## Work instructions
Make an exact copy of all the entries below, with the pictures left out.

## Records shown
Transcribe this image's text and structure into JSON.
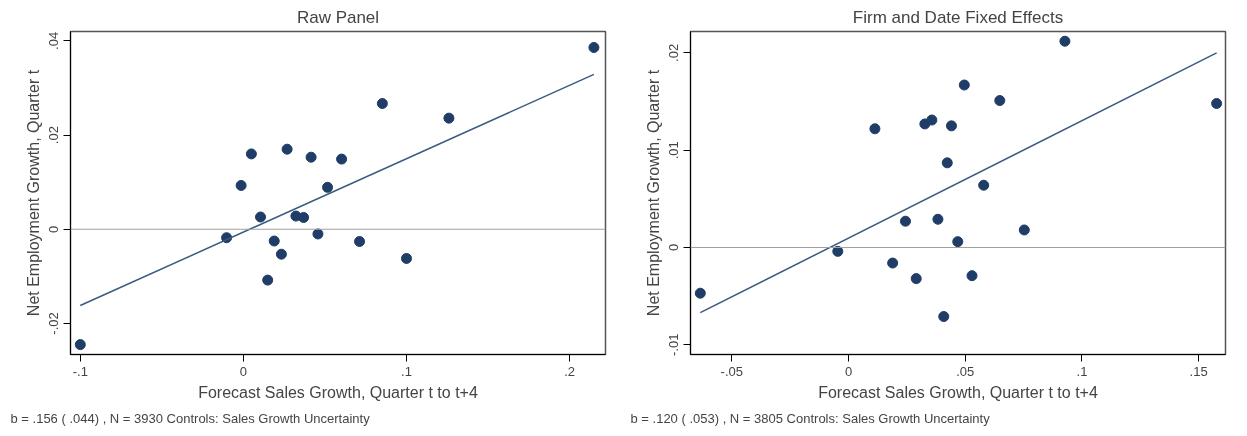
{
  "chart_data": [
    {
      "type": "scatter",
      "title": "Raw Panel",
      "xlabel": "Forecast Sales Growth, Quarter t to t+4",
      "ylabel": "Net Employment Growth, Quarter t",
      "annotations": [
        "b = .156 ( .044) , N = 3930  Controls: Sales Growth Uncertainty"
      ],
      "xlim": [
        -0.106,
        0.222
      ],
      "ylim": [
        -0.0266,
        0.042
      ],
      "xticks": [
        {
          "value": -0.1,
          "label": "-.1"
        },
        0,
        {
          "value": 0.1,
          "label": ".1"
        },
        {
          "value": 0.2,
          "label": ".2"
        }
      ],
      "yticks": [
        {
          "value": -0.02,
          "label": "-.02"
        },
        0,
        {
          "value": 0.02,
          "label": ".02"
        },
        {
          "value": 0.04,
          "label": ".04"
        }
      ],
      "grid": false,
      "ref_lines": [
        {
          "axis": "y",
          "value": 0,
          "label": null,
          "color": "#a0a0a0"
        }
      ],
      "series": [
        {
          "marker": "circle",
          "color": "#1f3d66",
          "x": [
            -0.1,
            -0.0103,
            -0.0014,
            0.0049,
            0.0105,
            0.0149,
            0.0189,
            0.0233,
            0.0268,
            0.0322,
            0.0369,
            0.0415,
            0.0457,
            0.0516,
            0.0602,
            0.0712,
            0.0852,
            0.1,
            0.126,
            0.2149
          ],
          "values": [
            -0.0245,
            -0.0018,
            0.0093,
            0.016,
            0.0026,
            -0.0108,
            -0.0025,
            -0.0053,
            0.017,
            0.0028,
            0.0025,
            0.0153,
            -0.001,
            0.0089,
            0.0149,
            -0.0026,
            0.0267,
            -0.0062,
            0.0236,
            0.0386
          ]
        },
        {
          "type": "line",
          "color": "#3a5a80",
          "x": [
            -0.1,
            0.2149
          ],
          "values": [
            -0.0162,
            0.0329
          ]
        }
      ]
    },
    {
      "type": "scatter",
      "title": "Firm and Date Fixed Effects",
      "xlabel": "Forecast Sales Growth, Quarter t to t+4",
      "ylabel": "Net Employment Growth, Quarter t",
      "annotations": [
        "b = .120 ( .053) , N = 3805  Controls: Sales Growth Uncertainty"
      ],
      "xlim": [
        -0.0677,
        0.1615
      ],
      "ylim": [
        -0.011,
        0.0222
      ],
      "xticks": [
        {
          "value": -0.05,
          "label": "-.05"
        },
        0,
        {
          "value": 0.05,
          "label": ".05"
        },
        {
          "value": 0.1,
          "label": ".1"
        },
        {
          "value": 0.15,
          "label": ".15"
        }
      ],
      "yticks": [
        {
          "value": -0.01,
          "label": "-.01"
        },
        0,
        {
          "value": 0.01,
          "label": ".01"
        },
        {
          "value": 0.02,
          "label": ".02"
        }
      ],
      "grid": false,
      "ref_lines": [
        {
          "axis": "y",
          "value": 0,
          "label": null,
          "color": "#a0a0a0"
        }
      ],
      "series": [
        {
          "marker": "circle",
          "color": "#1f3d66",
          "x": [
            -0.0635,
            -0.0046,
            0.0113,
            0.0189,
            0.0244,
            0.029,
            0.0327,
            0.0357,
            0.0383,
            0.0408,
            0.0423,
            0.0441,
            0.0468,
            0.0496,
            0.0529,
            0.0579,
            0.0648,
            0.0753,
            0.0927,
            0.1577
          ],
          "values": [
            -0.0047,
            -0.0004,
            0.0122,
            -0.0016,
            0.0027,
            -0.0032,
            0.0127,
            0.0131,
            0.0029,
            -0.0071,
            0.0087,
            0.0125,
            0.0006,
            0.0167,
            -0.0029,
            0.0064,
            0.0151,
            0.0018,
            0.0212,
            0.0148
          ]
        },
        {
          "type": "line",
          "color": "#3a5a80",
          "x": [
            -0.0635,
            0.1577
          ],
          "values": [
            -0.0067,
            0.02
          ]
        }
      ]
    }
  ]
}
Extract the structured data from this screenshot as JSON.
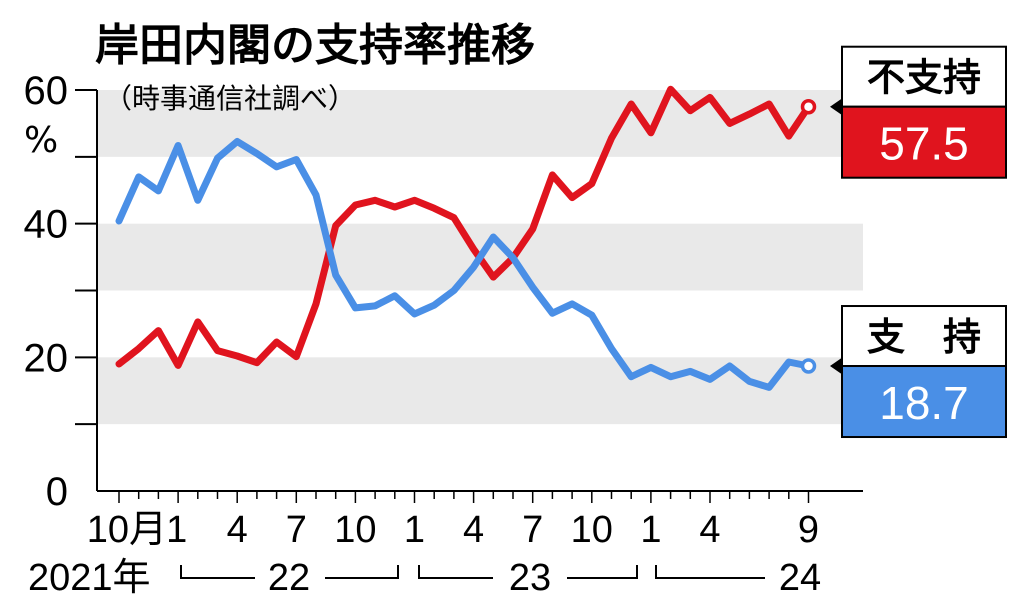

## Result for this exercise
Transcribe this image's text and structure into JSON.
{
  "chart_data": [
    {
      "type": "scatter",
      "title": "Raw Panel",
      "xlabel": "Forecast Sales Growth, Quarter t to t+4",
      "ylabel": "Net Employment Growth, Quarter t",
      "annotations": [
        "b = .156 ( .044) , N = 3930  Controls: Sales Growth Uncertainty"
      ],
      "xlim": [
        -0.106,
        0.222
      ],
      "ylim": [
        -0.0266,
        0.042
      ],
      "xticks": [
        {
          "value": -0.1,
          "label": "-.1"
        },
        0,
        {
          "value": 0.1,
          "label": ".1"
        },
        {
          "value": 0.2,
          "label": ".2"
        }
      ],
      "yticks": [
        {
          "value": -0.02,
          "label": "-.02"
        },
        0,
        {
          "value": 0.02,
          "label": ".02"
        },
        {
          "value": 0.04,
          "label": ".04"
        }
      ],
      "grid": false,
      "ref_lines": [
        {
          "axis": "y",
          "value": 0,
          "label": null,
          "color": "#a0a0a0"
        }
      ],
      "series": [
        {
          "marker": "circle",
          "color": "#1f3d66",
          "x": [
            -0.1,
            -0.0103,
            -0.0014,
            0.0049,
            0.0105,
            0.0149,
            0.0189,
            0.0233,
            0.0268,
            0.0322,
            0.0369,
            0.0415,
            0.0457,
            0.0516,
            0.0602,
            0.0712,
            0.0852,
            0.1,
            0.126,
            0.2149
          ],
          "values": [
            -0.0245,
            -0.0018,
            0.0093,
            0.016,
            0.0026,
            -0.0108,
            -0.0025,
            -0.0053,
            0.017,
            0.0028,
            0.0025,
            0.0153,
            -0.001,
            0.0089,
            0.0149,
            -0.0026,
            0.0267,
            -0.0062,
            0.0236,
            0.0386
          ]
        },
        {
          "type": "line",
          "color": "#3a5a80",
          "x": [
            -0.1,
            0.2149
          ],
          "values": [
            -0.0162,
            0.0329
          ]
        }
      ]
    },
    {
      "type": "scatter",
      "title": "Firm and Date Fixed Effects",
      "xlabel": "Forecast Sales Growth, Quarter t to t+4",
      "ylabel": "Net Employment Growth, Quarter t",
      "annotations": [
        "b = .120 ( .053) , N = 3805  Controls: Sales Growth Uncertainty"
      ],
      "xlim": [
        -0.0677,
        0.1615
      ],
      "ylim": [
        -0.011,
        0.0222
      ],
      "xticks": [
        {
          "value": -0.05,
          "label": "-.05"
        },
        0,
        {
          "value": 0.05,
          "label": ".05"
        },
        {
          "value": 0.1,
          "label": ".1"
        },
        {
          "value": 0.15,
          "label": ".15"
        }
      ],
      "yticks": [
        {
          "value": -0.01,
          "label": "-.01"
        },
        0,
        {
          "value": 0.01,
          "label": ".01"
        },
        {
          "value": 0.02,
          "label": ".02"
        }
      ],
      "grid": false,
      "ref_lines": [
        {
          "axis": "y",
          "value": 0,
          "label": null,
          "color": "#a0a0a0"
        }
      ],
      "series": [
        {
          "marker": "circle",
          "color": "#1f3d66",
          "x": [
            -0.0635,
            -0.0046,
            0.0113,
            0.0189,
            0.0244,
            0.029,
            0.0327,
            0.0357,
            0.0383,
            0.0408,
            0.0423,
            0.0441,
            0.0468,
            0.0496,
            0.0529,
            0.0579,
            0.0648,
            0.0753,
            0.0927,
            0.1577
          ],
          "values": [
            -0.0047,
            -0.0004,
            0.0122,
            -0.0016,
            0.0027,
            -0.0032,
            0.0127,
            0.0131,
            0.0029,
            -0.0071,
            0.0087,
            0.0125,
            0.0006,
            0.0167,
            -0.0029,
            0.0064,
            0.0151,
            0.0018,
            0.0212,
            0.0148
          ]
        },
        {
          "type": "line",
          "color": "#3a5a80",
          "x": [
            -0.0635,
            0.1577
          ],
          "values": [
            -0.0067,
            0.02
          ]
        }
      ]
    }
  ]
}
Extract the structured data from this screenshot as JSON.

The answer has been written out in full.